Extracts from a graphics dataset
------
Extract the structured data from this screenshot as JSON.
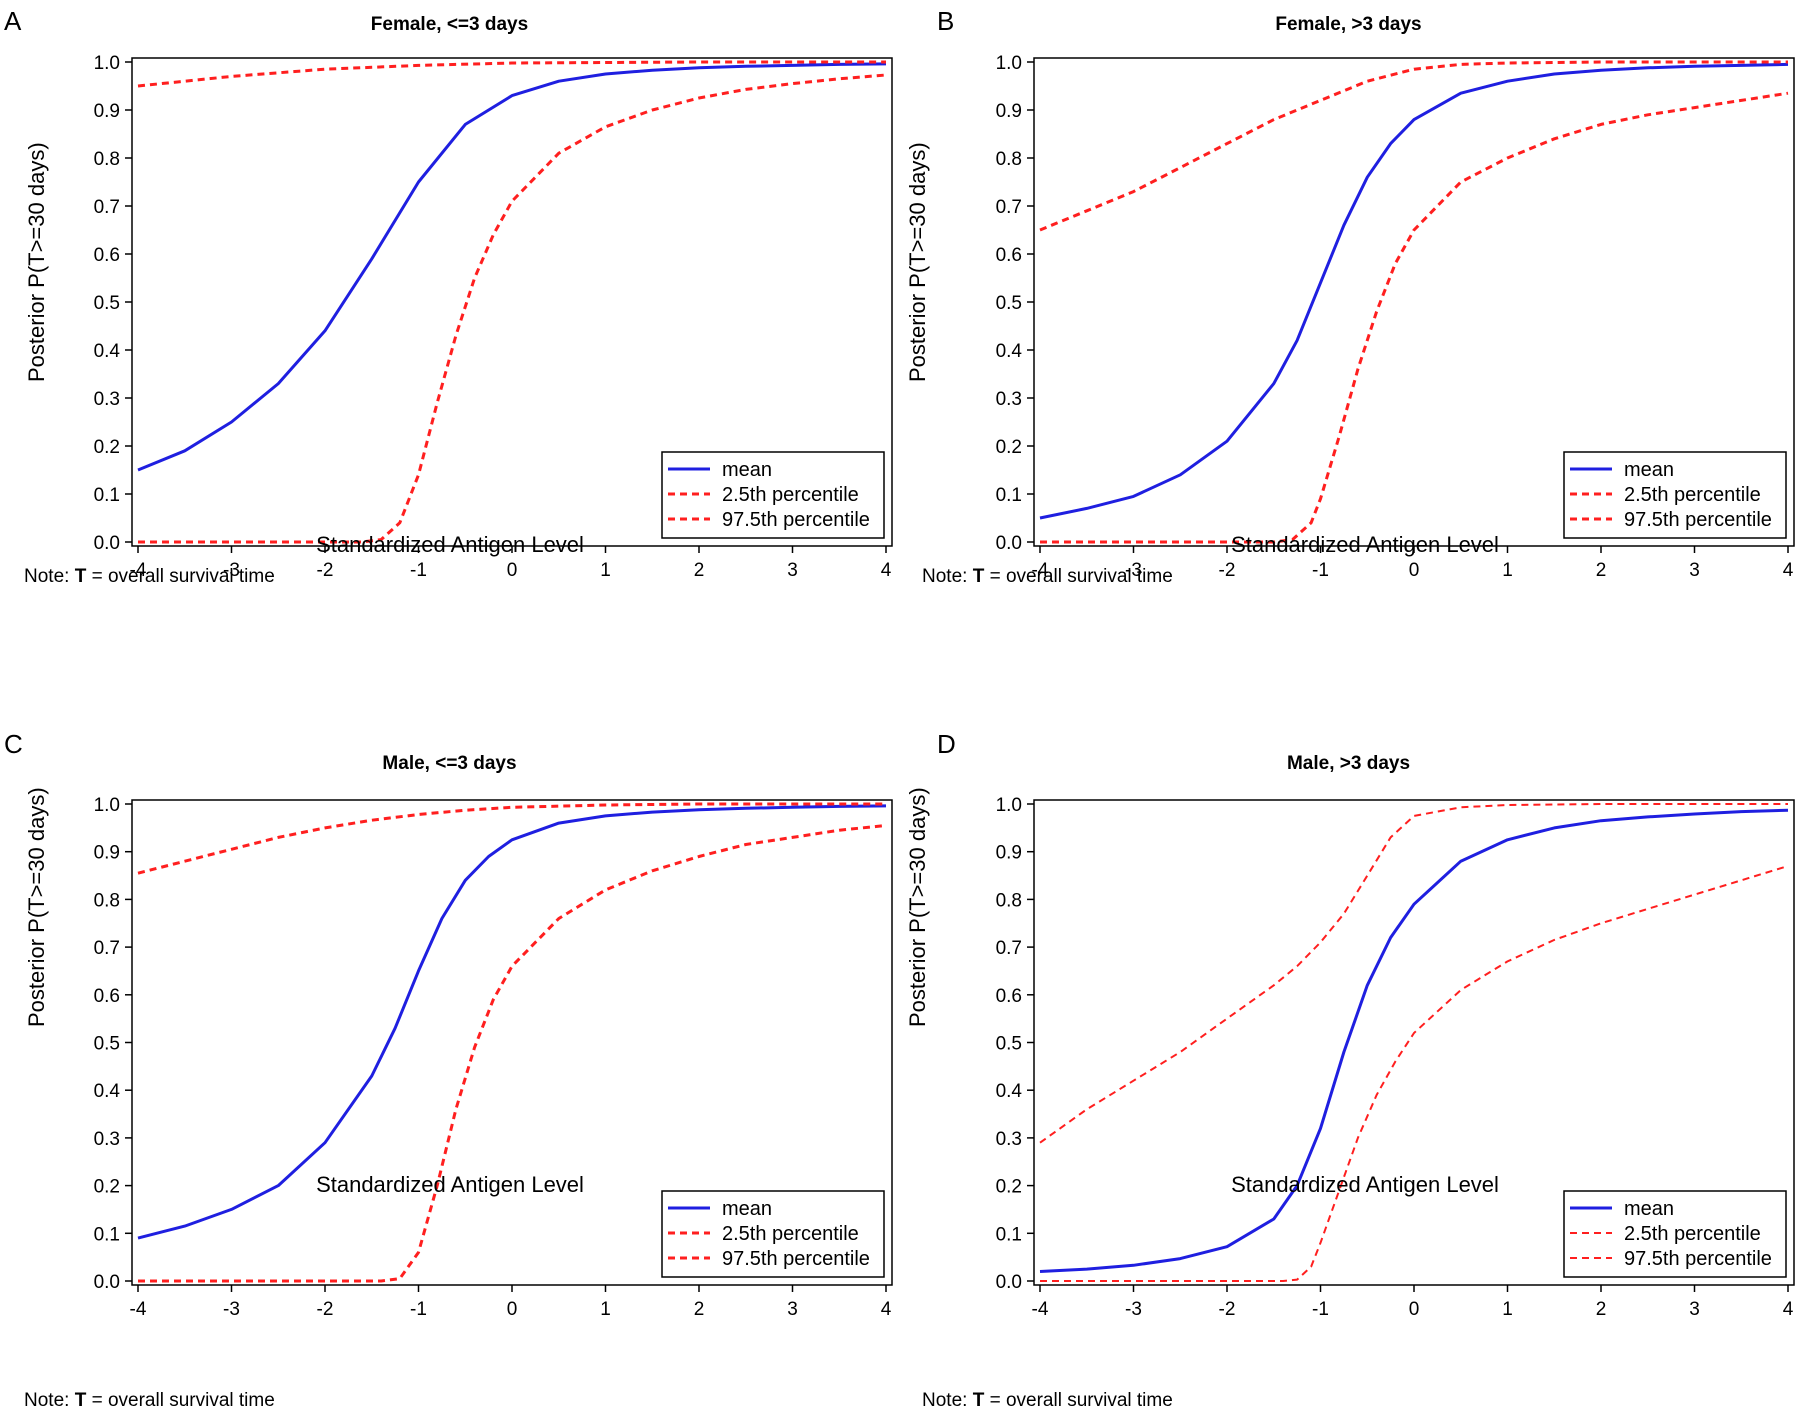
{
  "chart_data": [
    {
      "type": "line",
      "panel_label": "A",
      "title": "Female, <=3 days",
      "xlabel": "Standardized Antigen Level",
      "ylabel": "Posterior P(T>=30 days)",
      "note_prefix": "Note:",
      "note_var": "T",
      "note_text": "= overall survival time",
      "xlim": [
        -4,
        4
      ],
      "ylim": [
        0,
        1
      ],
      "xticks": [
        "-4",
        "-3",
        "-2",
        "-1",
        "0",
        "1",
        "2",
        "3",
        "4"
      ],
      "yticks": [
        "0.0",
        "0.1",
        "0.2",
        "0.3",
        "0.4",
        "0.5",
        "0.6",
        "0.7",
        "0.8",
        "0.9",
        "1.0"
      ],
      "legend": [
        "mean",
        "2.5th percentile",
        "97.5th percentile"
      ],
      "series": [
        {
          "name": "mean",
          "color": "#1f1fe0",
          "style": "solid",
          "x": [
            -4,
            -3.5,
            -3,
            -2.5,
            -2,
            -1.5,
            -1,
            -0.5,
            0,
            0.5,
            1,
            1.5,
            2,
            2.5,
            3,
            3.5,
            4
          ],
          "y": [
            0.15,
            0.19,
            0.25,
            0.33,
            0.44,
            0.59,
            0.75,
            0.87,
            0.93,
            0.96,
            0.975,
            0.983,
            0.988,
            0.991,
            0.993,
            0.995,
            0.996
          ]
        },
        {
          "name": "2.5th percentile",
          "color": "#ff1f1f",
          "style": "dashed",
          "x": [
            -4,
            -3,
            -2,
            -1.6,
            -1.4,
            -1.2,
            -1.0,
            -0.8,
            -0.6,
            -0.4,
            -0.2,
            0,
            0.5,
            1,
            1.5,
            2,
            2.5,
            3,
            3.5,
            4
          ],
          "y": [
            0.0,
            0.0,
            0.0,
            0.0,
            0.005,
            0.04,
            0.14,
            0.29,
            0.43,
            0.55,
            0.64,
            0.71,
            0.81,
            0.865,
            0.9,
            0.925,
            0.943,
            0.955,
            0.965,
            0.973
          ]
        },
        {
          "name": "97.5th percentile",
          "color": "#ff1f1f",
          "style": "dashed",
          "x": [
            -4,
            -3,
            -2,
            -1,
            0,
            1,
            2,
            3,
            4
          ],
          "y": [
            0.95,
            0.97,
            0.985,
            0.993,
            0.998,
            0.999,
            1.0,
            1.0,
            1.0
          ]
        }
      ]
    },
    {
      "type": "line",
      "panel_label": "B",
      "title": "Female, >3 days",
      "xlabel": "Standardized Antigen Level",
      "ylabel": "Posterior P(T>=30 days)",
      "note_prefix": "Note:",
      "note_var": "T",
      "note_text": "= overall survival time",
      "xlim": [
        -4,
        4
      ],
      "ylim": [
        0,
        1
      ],
      "xticks": [
        "-4",
        "-3",
        "-2",
        "-1",
        "0",
        "1",
        "2",
        "3",
        "4"
      ],
      "yticks": [
        "0.0",
        "0.1",
        "0.2",
        "0.3",
        "0.4",
        "0.5",
        "0.6",
        "0.7",
        "0.8",
        "0.9",
        "1.0"
      ],
      "legend": [
        "mean",
        "2.5th percentile",
        "97.5th percentile"
      ],
      "series": [
        {
          "name": "mean",
          "color": "#1f1fe0",
          "style": "solid",
          "x": [
            -4,
            -3.5,
            -3,
            -2.5,
            -2,
            -1.5,
            -1.25,
            -1,
            -0.75,
            -0.5,
            -0.25,
            0,
            0.5,
            1,
            1.5,
            2,
            2.5,
            3,
            3.5,
            4
          ],
          "y": [
            0.05,
            0.07,
            0.095,
            0.14,
            0.21,
            0.33,
            0.42,
            0.54,
            0.66,
            0.76,
            0.83,
            0.88,
            0.935,
            0.96,
            0.975,
            0.983,
            0.988,
            0.991,
            0.993,
            0.995
          ]
        },
        {
          "name": "2.5th percentile",
          "color": "#ff1f1f",
          "style": "dashed",
          "x": [
            -4,
            -3,
            -2,
            -1.5,
            -1.3,
            -1.1,
            -1.0,
            -0.8,
            -0.6,
            -0.4,
            -0.2,
            0,
            0.5,
            1,
            1.5,
            2,
            2.5,
            3,
            3.5,
            4
          ],
          "y": [
            0.0,
            0.0,
            0.0,
            0.0,
            0.005,
            0.04,
            0.09,
            0.22,
            0.36,
            0.48,
            0.58,
            0.65,
            0.75,
            0.8,
            0.84,
            0.87,
            0.89,
            0.905,
            0.92,
            0.935
          ]
        },
        {
          "name": "97.5th percentile",
          "color": "#ff1f1f",
          "style": "dashed",
          "x": [
            -4,
            -3.5,
            -3,
            -2.5,
            -2,
            -1.5,
            -1,
            -0.5,
            0,
            0.5,
            1,
            2,
            3,
            4
          ],
          "y": [
            0.65,
            0.69,
            0.73,
            0.78,
            0.83,
            0.88,
            0.92,
            0.96,
            0.985,
            0.995,
            0.998,
            1.0,
            1.0,
            1.0
          ]
        }
      ]
    },
    {
      "type": "line",
      "panel_label": "C",
      "title": "Male, <=3 days",
      "xlabel": "Standardized Antigen Level",
      "ylabel": "Posterior P(T>=30 days)",
      "note_prefix": "Note:",
      "note_var": "T",
      "note_text": "= overall survival time",
      "xlim": [
        -4,
        4
      ],
      "ylim": [
        0,
        1
      ],
      "xticks": [
        "-4",
        "-3",
        "-2",
        "-1",
        "0",
        "1",
        "2",
        "3",
        "4"
      ],
      "yticks": [
        "0.0",
        "0.1",
        "0.2",
        "0.3",
        "0.4",
        "0.5",
        "0.6",
        "0.7",
        "0.8",
        "0.9",
        "1.0"
      ],
      "legend": [
        "mean",
        "2.5th percentile",
        "97.5th percentile"
      ],
      "series": [
        {
          "name": "mean",
          "color": "#1f1fe0",
          "style": "solid",
          "x": [
            -4,
            -3.5,
            -3,
            -2.5,
            -2,
            -1.5,
            -1.25,
            -1,
            -0.75,
            -0.5,
            -0.25,
            0,
            0.5,
            1,
            1.5,
            2,
            2.5,
            3,
            3.5,
            4
          ],
          "y": [
            0.09,
            0.115,
            0.15,
            0.2,
            0.29,
            0.43,
            0.53,
            0.65,
            0.76,
            0.84,
            0.89,
            0.925,
            0.96,
            0.975,
            0.983,
            0.988,
            0.991,
            0.993,
            0.995,
            0.996
          ]
        },
        {
          "name": "2.5th percentile",
          "color": "#ff1f1f",
          "style": "dashed",
          "x": [
            -4,
            -3,
            -2,
            -1.4,
            -1.2,
            -1.0,
            -0.8,
            -0.6,
            -0.4,
            -0.2,
            0,
            0.5,
            1,
            1.5,
            2,
            2.5,
            3,
            3.5,
            4
          ],
          "y": [
            0.0,
            0.0,
            0.0,
            0.0,
            0.005,
            0.06,
            0.2,
            0.36,
            0.49,
            0.59,
            0.66,
            0.76,
            0.82,
            0.86,
            0.89,
            0.915,
            0.93,
            0.945,
            0.955
          ]
        },
        {
          "name": "97.5th percentile",
          "color": "#ff1f1f",
          "style": "dashed",
          "x": [
            -4,
            -3.5,
            -3,
            -2.5,
            -2,
            -1.5,
            -1,
            -0.5,
            0,
            1,
            2,
            3,
            4
          ],
          "y": [
            0.855,
            0.88,
            0.905,
            0.93,
            0.95,
            0.966,
            0.978,
            0.987,
            0.993,
            0.998,
            1.0,
            1.0,
            1.0
          ]
        }
      ]
    },
    {
      "type": "line",
      "panel_label": "D",
      "title": "Male, >3 days",
      "xlabel": "Standardized Antigen Level",
      "ylabel": "Posterior P(T>=30 days)",
      "note_prefix": "Note:",
      "note_var": "T",
      "note_text": "= overall survival time",
      "xlim": [
        -4,
        4
      ],
      "ylim": [
        0,
        1
      ],
      "xticks": [
        "-4",
        "-3",
        "-2",
        "-1",
        "0",
        "1",
        "2",
        "3",
        "4"
      ],
      "yticks": [
        "0.0",
        "0.1",
        "0.2",
        "0.3",
        "0.4",
        "0.5",
        "0.6",
        "0.7",
        "0.8",
        "0.9",
        "1.0"
      ],
      "legend": [
        "mean",
        "2.5th percentile",
        "97.5th percentile"
      ],
      "series": [
        {
          "name": "mean",
          "color": "#1f1fe0",
          "style": "solid",
          "x": [
            -4,
            -3.5,
            -3,
            -2.5,
            -2,
            -1.5,
            -1.25,
            -1,
            -0.75,
            -0.5,
            -0.25,
            0,
            0.5,
            1,
            1.5,
            2,
            2.5,
            3,
            3.5,
            4
          ],
          "y": [
            0.02,
            0.025,
            0.033,
            0.047,
            0.072,
            0.13,
            0.2,
            0.32,
            0.48,
            0.62,
            0.72,
            0.79,
            0.88,
            0.925,
            0.95,
            0.965,
            0.973,
            0.979,
            0.984,
            0.987
          ]
        },
        {
          "name": "2.5th percentile",
          "color": "#ff1f1f",
          "style": "dashed",
          "x": [
            -4,
            -3,
            -2,
            -1.4,
            -1.25,
            -1.1,
            -1.0,
            -0.8,
            -0.6,
            -0.4,
            -0.2,
            0,
            0.5,
            1,
            1.5,
            2,
            2.5,
            3,
            3.5,
            4
          ],
          "y": [
            0.0,
            0.0,
            0.0,
            0.0,
            0.003,
            0.03,
            0.08,
            0.19,
            0.3,
            0.39,
            0.46,
            0.52,
            0.61,
            0.67,
            0.715,
            0.75,
            0.78,
            0.81,
            0.84,
            0.87
          ]
        },
        {
          "name": "97.5th percentile",
          "color": "#ff1f1f",
          "style": "dashed",
          "x": [
            -4,
            -3.5,
            -3,
            -2.5,
            -2,
            -1.5,
            -1.25,
            -1,
            -0.75,
            -0.5,
            -0.25,
            0,
            0.5,
            1,
            2,
            3,
            4
          ],
          "y": [
            0.29,
            0.36,
            0.42,
            0.48,
            0.55,
            0.62,
            0.66,
            0.71,
            0.77,
            0.85,
            0.93,
            0.975,
            0.993,
            0.998,
            1.0,
            1.0,
            1.0
          ]
        }
      ]
    }
  ]
}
------
**Instructions to follow:**
Work through the records above line by line and count those that hold the string "title". Give only the result.

**Solution for this task:**
4